Look at the entries below and reproduce them exactly.

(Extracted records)
## start

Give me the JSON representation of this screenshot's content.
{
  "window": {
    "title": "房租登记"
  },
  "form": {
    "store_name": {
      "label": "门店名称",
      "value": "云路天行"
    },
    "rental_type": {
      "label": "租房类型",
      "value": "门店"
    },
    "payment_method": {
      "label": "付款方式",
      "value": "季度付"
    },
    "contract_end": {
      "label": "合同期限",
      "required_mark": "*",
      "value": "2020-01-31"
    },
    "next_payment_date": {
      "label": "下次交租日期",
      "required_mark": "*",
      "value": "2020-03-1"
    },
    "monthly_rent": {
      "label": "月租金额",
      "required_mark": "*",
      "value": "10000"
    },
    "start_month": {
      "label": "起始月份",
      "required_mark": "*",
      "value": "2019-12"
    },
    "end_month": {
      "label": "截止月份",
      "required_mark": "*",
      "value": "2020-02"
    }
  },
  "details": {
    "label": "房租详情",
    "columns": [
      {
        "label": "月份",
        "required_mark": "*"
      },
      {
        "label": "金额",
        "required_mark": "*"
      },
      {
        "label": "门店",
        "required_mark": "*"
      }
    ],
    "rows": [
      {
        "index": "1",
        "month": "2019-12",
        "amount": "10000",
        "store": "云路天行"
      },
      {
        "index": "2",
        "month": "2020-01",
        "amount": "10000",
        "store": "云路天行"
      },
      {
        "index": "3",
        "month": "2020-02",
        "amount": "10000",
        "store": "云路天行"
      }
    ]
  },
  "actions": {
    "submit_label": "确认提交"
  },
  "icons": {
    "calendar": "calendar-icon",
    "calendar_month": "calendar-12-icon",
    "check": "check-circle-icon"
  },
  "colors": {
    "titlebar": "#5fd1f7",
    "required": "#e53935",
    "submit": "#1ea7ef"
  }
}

## end

THE SOLUTION:
Give me the JSON representation of this screenshot's content.
{
  "window": {
    "title": "房租登记"
  },
  "form": {
    "store_name": {
      "label": "门店名称",
      "value": "云路天行"
    },
    "rental_type": {
      "label": "租房类型",
      "value": "门店"
    },
    "payment_method": {
      "label": "付款方式",
      "value": "季度付"
    },
    "contract_end": {
      "label": "合同期限",
      "required_mark": "*",
      "value": "2020-01-31"
    },
    "next_payment_date": {
      "label": "下次交租日期",
      "required_mark": "*",
      "value": "2020-03-1"
    },
    "monthly_rent": {
      "label": "月租金额",
      "required_mark": "*",
      "value": "10000"
    },
    "start_month": {
      "label": "起始月份",
      "required_mark": "*",
      "value": "2019-12"
    },
    "end_month": {
      "label": "截止月份",
      "required_mark": "*",
      "value": "2020-02"
    }
  },
  "details": {
    "label": "房租详情",
    "columns": [
      {
        "label": "月份",
        "required_mark": "*"
      },
      {
        "label": "金额",
        "required_mark": "*"
      },
      {
        "label": "门店",
        "required_mark": "*"
      }
    ],
    "rows": [
      {
        "index": "1",
        "month": "2019-12",
        "amount": "10000",
        "store": "云路天行"
      },
      {
        "index": "2",
        "month": "2020-01",
        "amount": "10000",
        "store": "云路天行"
      },
      {
        "index": "3",
        "month": "2020-02",
        "amount": "10000",
        "store": "云路天行"
      }
    ]
  },
  "actions": {
    "submit_label": "确认提交"
  },
  "icons": {
    "calendar": "calendar-icon",
    "calendar_month": "calendar-12-icon",
    "check": "check-circle-icon"
  },
  "colors": {
    "titlebar": "#5fd1f7",
    "required": "#e53935",
    "submit": "#1ea7ef"
  }
}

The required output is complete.